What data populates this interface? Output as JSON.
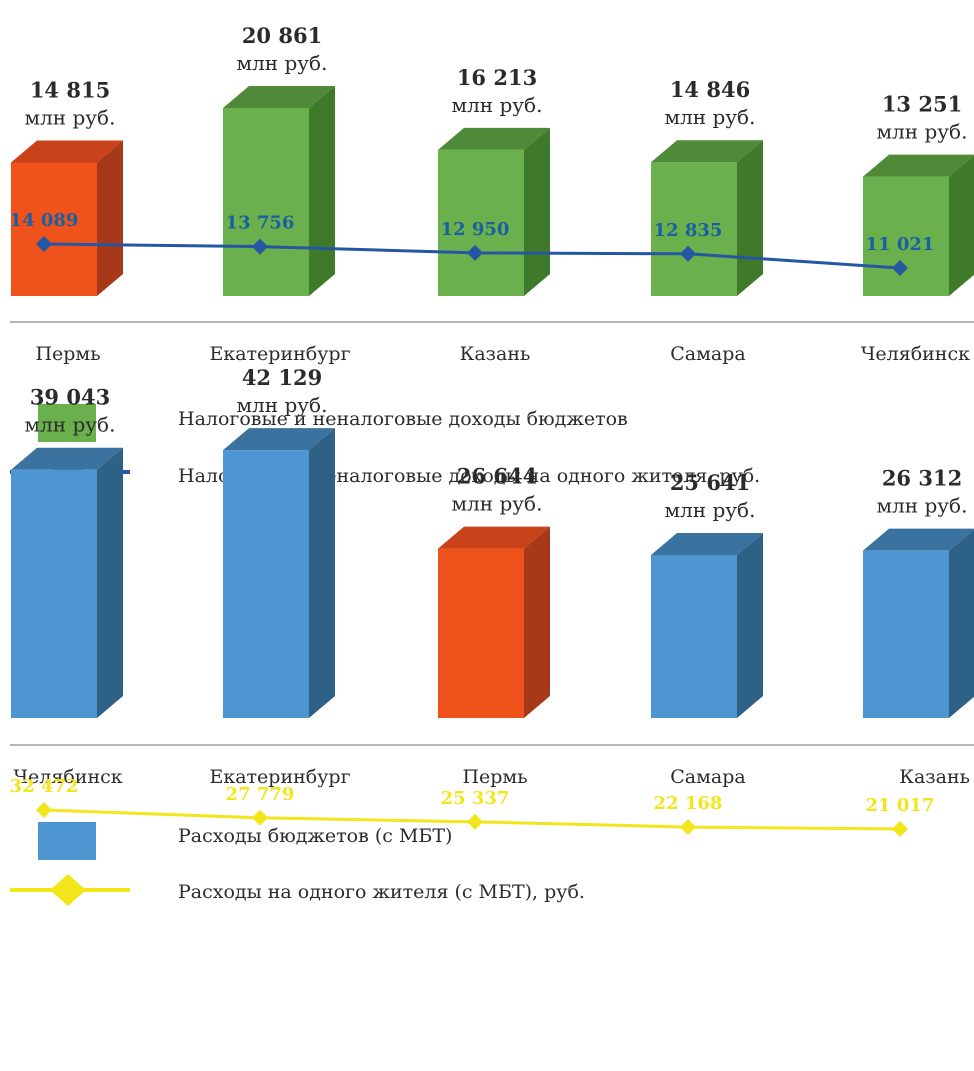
{
  "chart_data": [
    {
      "type": "bar",
      "categories": [
        "Пермь",
        "Екатеринбург",
        "Казань",
        "Самара",
        "Челябинск"
      ],
      "series": [
        {
          "name": "Налоговые и неналоговые доходы бюджетов",
          "type": "bar",
          "values": [
            14815,
            20861,
            16213,
            14846,
            13251
          ],
          "value_labels": [
            "14 815",
            "20 861",
            "16 213",
            "14 846",
            "13 251"
          ],
          "unit_label": "млн руб."
        },
        {
          "name": "Налоговые и неналоговые доходы на одного жителя, руб.",
          "type": "line",
          "values": [
            14089,
            13756,
            12950,
            12835,
            11021
          ],
          "value_labels": [
            "14 089",
            "13 756",
            "12 950",
            "12 835",
            "11 021"
          ]
        }
      ],
      "highlight_category": "Пермь",
      "colors": {
        "bar": "#6ab04c",
        "bar_top": "#4e8a37",
        "bar_side": "#3e7a2a",
        "highlight": "#f0521c",
        "highlight_top": "#c8421a",
        "highlight_side": "#a8381a",
        "line": "#2357a3",
        "point_label": "#1a5fa0"
      }
    },
    {
      "type": "bar",
      "categories": [
        "Челябинск",
        "Екатеринбург",
        "Пермь",
        "Самара",
        "Казань"
      ],
      "series": [
        {
          "name": "Расходы бюджетов (с МБТ)",
          "type": "bar",
          "values": [
            39043,
            42129,
            26644,
            25641,
            26312
          ],
          "value_labels": [
            "39 043",
            "42 129",
            "26 644",
            "25 641",
            "26 312"
          ],
          "unit_label": "млн руб."
        },
        {
          "name": "Расходы на одного жителя (с МБТ), руб.",
          "type": "line",
          "values": [
            32472,
            27779,
            25337,
            22168,
            21017
          ],
          "value_labels": [
            "32 472",
            "27 779",
            "25 337",
            "22 168",
            "21 017"
          ]
        }
      ],
      "highlight_category": "Пермь",
      "colors": {
        "bar": "#4d96d1",
        "bar_top": "#3a72a0",
        "bar_side": "#2e6186",
        "highlight": "#f0521c",
        "highlight_top": "#c8421a",
        "highlight_side": "#a8381a",
        "line": "#f2e51a",
        "point_label": "#f2e51a"
      }
    }
  ]
}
★ ★ ★
- **EXERCISE INSTRUCTIONS**
What is needed is an exact reproduction of the data, pictures excluded.

- **CORRECT RESULT**
What data populates this interface? Output as JSON.
{
  "chart_data": [
    {
      "type": "bar",
      "categories": [
        "Пермь",
        "Екатеринбург",
        "Казань",
        "Самара",
        "Челябинск"
      ],
      "series": [
        {
          "name": "Налоговые и неналоговые доходы бюджетов",
          "type": "bar",
          "values": [
            14815,
            20861,
            16213,
            14846,
            13251
          ],
          "value_labels": [
            "14 815",
            "20 861",
            "16 213",
            "14 846",
            "13 251"
          ],
          "unit_label": "млн руб."
        },
        {
          "name": "Налоговые и неналоговые доходы на одного жителя, руб.",
          "type": "line",
          "values": [
            14089,
            13756,
            12950,
            12835,
            11021
          ],
          "value_labels": [
            "14 089",
            "13 756",
            "12 950",
            "12 835",
            "11 021"
          ]
        }
      ],
      "highlight_category": "Пермь",
      "colors": {
        "bar": "#6ab04c",
        "bar_top": "#4e8a37",
        "bar_side": "#3e7a2a",
        "highlight": "#f0521c",
        "highlight_top": "#c8421a",
        "highlight_side": "#a8381a",
        "line": "#2357a3",
        "point_label": "#1a5fa0"
      }
    },
    {
      "type": "bar",
      "categories": [
        "Челябинск",
        "Екатеринбург",
        "Пермь",
        "Самара",
        "Казань"
      ],
      "series": [
        {
          "name": "Расходы бюджетов (с МБТ)",
          "type": "bar",
          "values": [
            39043,
            42129,
            26644,
            25641,
            26312
          ],
          "value_labels": [
            "39 043",
            "42 129",
            "26 644",
            "25 641",
            "26 312"
          ],
          "unit_label": "млн руб."
        },
        {
          "name": "Расходы на одного жителя (с МБТ), руб.",
          "type": "line",
          "values": [
            32472,
            27779,
            25337,
            22168,
            21017
          ],
          "value_labels": [
            "32 472",
            "27 779",
            "25 337",
            "22 168",
            "21 017"
          ]
        }
      ],
      "highlight_category": "Пермь",
      "colors": {
        "bar": "#4d96d1",
        "bar_top": "#3a72a0",
        "bar_side": "#2e6186",
        "highlight": "#f0521c",
        "highlight_top": "#c8421a",
        "highlight_side": "#a8381a",
        "line": "#f2e51a",
        "point_label": "#f2e51a"
      }
    }
  ]
}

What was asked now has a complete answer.